What is expected ->
Pull out every line from the listing that has the word "Frequency".

The data ->
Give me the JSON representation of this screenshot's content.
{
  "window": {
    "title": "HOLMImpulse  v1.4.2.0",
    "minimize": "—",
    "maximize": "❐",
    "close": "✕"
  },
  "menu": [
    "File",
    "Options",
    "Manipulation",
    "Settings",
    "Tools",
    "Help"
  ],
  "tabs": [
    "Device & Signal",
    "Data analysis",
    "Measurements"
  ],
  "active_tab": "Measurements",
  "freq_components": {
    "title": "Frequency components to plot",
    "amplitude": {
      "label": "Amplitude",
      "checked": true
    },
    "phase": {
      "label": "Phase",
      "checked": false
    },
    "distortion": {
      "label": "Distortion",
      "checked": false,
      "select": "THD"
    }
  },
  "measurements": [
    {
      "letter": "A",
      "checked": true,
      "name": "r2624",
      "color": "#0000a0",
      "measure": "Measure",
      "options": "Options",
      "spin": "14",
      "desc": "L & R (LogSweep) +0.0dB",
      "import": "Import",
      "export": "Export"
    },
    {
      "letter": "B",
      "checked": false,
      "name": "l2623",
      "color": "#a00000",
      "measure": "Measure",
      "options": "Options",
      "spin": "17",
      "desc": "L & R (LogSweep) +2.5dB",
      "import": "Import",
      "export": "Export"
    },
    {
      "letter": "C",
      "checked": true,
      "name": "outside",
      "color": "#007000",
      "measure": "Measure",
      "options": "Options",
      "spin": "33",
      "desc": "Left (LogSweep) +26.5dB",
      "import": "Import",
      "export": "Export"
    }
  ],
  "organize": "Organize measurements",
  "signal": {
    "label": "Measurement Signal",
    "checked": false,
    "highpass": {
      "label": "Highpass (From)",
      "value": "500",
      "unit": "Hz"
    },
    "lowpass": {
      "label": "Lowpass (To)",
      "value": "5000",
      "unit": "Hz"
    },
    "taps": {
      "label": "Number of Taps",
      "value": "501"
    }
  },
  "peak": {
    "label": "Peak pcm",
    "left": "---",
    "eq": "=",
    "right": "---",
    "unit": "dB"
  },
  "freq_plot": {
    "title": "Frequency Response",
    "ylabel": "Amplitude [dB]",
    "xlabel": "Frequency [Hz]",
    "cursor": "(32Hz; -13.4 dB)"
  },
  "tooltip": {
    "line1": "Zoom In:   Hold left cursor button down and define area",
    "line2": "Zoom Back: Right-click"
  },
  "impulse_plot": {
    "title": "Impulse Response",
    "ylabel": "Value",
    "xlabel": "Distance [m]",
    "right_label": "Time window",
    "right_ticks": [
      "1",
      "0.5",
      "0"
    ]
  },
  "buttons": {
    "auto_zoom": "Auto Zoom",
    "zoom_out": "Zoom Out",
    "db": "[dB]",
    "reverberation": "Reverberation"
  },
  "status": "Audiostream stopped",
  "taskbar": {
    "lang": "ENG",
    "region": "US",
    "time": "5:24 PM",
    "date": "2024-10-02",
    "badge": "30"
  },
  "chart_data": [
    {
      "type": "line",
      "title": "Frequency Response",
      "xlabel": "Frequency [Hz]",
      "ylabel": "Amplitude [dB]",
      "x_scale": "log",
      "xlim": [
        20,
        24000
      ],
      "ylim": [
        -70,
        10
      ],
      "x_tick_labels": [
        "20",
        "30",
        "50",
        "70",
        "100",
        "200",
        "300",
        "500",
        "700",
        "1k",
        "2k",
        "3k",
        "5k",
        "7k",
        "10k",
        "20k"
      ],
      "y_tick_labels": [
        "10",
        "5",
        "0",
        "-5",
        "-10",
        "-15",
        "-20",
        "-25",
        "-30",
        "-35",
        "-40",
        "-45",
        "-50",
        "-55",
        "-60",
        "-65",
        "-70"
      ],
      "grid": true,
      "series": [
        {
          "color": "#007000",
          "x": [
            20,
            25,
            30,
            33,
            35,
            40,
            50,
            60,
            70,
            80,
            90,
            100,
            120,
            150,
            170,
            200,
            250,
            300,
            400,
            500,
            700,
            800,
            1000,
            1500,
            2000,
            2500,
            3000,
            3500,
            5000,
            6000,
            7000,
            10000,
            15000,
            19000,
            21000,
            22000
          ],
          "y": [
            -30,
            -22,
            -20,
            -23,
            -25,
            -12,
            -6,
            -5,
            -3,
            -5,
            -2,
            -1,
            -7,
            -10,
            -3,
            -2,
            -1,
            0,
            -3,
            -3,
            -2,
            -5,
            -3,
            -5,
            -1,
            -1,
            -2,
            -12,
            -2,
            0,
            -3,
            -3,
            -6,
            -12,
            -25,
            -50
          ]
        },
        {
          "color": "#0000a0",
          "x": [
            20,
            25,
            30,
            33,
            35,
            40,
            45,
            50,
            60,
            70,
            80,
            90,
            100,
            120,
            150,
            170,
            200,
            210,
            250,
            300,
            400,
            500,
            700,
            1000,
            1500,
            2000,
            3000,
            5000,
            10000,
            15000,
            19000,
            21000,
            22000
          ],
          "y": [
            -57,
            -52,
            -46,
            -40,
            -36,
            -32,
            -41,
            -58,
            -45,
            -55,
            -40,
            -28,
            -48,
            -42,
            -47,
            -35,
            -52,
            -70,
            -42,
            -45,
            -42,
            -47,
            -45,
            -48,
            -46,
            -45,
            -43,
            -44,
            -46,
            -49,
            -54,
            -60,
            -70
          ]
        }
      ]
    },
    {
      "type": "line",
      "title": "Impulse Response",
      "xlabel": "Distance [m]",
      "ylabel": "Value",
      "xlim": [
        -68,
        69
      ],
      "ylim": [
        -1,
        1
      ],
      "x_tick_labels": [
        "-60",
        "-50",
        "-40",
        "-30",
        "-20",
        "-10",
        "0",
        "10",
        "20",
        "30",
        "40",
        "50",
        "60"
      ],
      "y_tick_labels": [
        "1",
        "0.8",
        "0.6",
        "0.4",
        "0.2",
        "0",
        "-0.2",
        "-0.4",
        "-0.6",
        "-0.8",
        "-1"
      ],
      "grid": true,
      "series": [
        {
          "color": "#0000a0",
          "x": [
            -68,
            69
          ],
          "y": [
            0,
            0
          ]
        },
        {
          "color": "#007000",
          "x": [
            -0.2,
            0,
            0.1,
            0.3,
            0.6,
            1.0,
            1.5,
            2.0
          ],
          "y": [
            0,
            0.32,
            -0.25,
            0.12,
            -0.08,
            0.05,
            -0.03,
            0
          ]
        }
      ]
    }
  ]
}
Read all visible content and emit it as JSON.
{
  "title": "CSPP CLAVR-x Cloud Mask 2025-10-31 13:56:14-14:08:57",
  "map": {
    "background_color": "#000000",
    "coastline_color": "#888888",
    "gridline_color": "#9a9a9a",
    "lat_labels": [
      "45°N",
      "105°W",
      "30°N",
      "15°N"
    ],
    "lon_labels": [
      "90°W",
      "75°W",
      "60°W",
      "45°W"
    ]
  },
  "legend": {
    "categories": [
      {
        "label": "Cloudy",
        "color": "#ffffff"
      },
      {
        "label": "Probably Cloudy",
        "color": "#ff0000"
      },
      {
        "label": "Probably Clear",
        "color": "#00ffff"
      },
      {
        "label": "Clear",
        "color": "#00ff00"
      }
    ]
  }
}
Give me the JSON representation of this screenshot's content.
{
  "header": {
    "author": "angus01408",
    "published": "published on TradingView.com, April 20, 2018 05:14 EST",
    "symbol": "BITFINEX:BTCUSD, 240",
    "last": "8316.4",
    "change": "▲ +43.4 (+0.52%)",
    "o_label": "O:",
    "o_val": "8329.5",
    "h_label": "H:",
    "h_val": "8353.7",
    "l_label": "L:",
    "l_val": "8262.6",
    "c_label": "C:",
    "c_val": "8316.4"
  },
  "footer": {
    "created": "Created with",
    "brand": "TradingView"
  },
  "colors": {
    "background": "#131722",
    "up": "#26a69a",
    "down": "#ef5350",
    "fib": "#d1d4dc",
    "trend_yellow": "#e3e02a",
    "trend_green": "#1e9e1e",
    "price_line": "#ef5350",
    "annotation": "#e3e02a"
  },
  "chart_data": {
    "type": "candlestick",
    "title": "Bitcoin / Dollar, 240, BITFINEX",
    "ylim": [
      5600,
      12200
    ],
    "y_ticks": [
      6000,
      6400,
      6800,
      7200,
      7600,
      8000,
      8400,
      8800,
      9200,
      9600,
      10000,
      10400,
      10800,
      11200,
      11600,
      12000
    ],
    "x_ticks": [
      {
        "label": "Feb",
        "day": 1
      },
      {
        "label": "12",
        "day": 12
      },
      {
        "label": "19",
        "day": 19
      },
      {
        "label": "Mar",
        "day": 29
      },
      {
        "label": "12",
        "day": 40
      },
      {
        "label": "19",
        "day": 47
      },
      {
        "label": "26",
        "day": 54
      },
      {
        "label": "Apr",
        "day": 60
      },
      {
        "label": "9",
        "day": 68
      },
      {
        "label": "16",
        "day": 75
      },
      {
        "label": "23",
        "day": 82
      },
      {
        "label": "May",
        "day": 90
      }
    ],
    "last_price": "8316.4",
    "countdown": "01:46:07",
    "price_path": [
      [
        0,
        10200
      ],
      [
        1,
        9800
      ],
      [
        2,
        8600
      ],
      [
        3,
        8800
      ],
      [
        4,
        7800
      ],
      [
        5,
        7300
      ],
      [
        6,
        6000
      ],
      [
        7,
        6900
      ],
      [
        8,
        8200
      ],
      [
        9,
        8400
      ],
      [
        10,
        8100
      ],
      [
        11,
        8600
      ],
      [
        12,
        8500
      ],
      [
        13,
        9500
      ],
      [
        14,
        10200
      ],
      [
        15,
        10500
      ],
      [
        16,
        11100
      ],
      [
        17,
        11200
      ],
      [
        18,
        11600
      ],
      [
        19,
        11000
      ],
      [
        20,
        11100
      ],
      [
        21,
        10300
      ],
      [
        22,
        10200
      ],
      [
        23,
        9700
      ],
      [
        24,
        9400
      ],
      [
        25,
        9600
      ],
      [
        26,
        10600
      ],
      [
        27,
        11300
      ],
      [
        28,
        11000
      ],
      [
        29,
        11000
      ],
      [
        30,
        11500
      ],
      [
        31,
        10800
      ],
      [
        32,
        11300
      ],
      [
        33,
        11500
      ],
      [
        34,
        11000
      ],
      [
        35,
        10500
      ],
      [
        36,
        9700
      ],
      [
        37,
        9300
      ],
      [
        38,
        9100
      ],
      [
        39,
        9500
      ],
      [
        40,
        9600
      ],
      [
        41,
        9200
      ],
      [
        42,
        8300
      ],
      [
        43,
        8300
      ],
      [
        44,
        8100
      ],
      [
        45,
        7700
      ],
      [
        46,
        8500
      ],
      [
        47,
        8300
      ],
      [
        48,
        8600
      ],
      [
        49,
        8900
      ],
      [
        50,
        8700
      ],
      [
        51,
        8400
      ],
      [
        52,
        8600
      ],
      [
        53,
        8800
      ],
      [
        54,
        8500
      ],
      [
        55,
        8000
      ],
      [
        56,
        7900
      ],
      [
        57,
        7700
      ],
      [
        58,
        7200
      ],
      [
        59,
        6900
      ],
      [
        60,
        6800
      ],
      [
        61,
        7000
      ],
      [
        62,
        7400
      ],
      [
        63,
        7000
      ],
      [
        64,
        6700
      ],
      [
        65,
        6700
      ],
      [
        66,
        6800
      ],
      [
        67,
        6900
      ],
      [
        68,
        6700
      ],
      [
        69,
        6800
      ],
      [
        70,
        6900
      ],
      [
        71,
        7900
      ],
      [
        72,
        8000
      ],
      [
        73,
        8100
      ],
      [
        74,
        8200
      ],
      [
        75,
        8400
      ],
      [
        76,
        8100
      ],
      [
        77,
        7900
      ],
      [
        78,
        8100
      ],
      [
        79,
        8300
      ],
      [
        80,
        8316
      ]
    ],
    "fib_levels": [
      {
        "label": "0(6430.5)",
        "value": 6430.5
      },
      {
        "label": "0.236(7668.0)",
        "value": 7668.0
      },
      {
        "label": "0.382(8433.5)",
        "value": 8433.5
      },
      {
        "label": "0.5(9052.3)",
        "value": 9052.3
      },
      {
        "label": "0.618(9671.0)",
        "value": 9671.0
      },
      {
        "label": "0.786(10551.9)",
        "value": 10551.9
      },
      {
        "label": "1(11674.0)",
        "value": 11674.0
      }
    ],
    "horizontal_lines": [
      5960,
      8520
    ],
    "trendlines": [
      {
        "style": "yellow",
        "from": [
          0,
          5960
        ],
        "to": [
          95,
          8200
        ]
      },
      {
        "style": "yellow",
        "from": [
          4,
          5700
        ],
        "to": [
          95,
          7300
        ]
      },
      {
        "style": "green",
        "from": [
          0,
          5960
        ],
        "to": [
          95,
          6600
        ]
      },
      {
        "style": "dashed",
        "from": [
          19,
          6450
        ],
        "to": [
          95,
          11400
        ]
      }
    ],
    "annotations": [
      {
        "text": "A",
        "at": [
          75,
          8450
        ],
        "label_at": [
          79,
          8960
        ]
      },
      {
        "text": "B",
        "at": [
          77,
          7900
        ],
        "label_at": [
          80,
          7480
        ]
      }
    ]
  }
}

Finished answer ->
    "title": "Frequency components to plot",
    "title": "Frequency Response",
    "xlabel": "Frequency [Hz]",
      "title": "Frequency Response",
      "xlabel": "Frequency [Hz]",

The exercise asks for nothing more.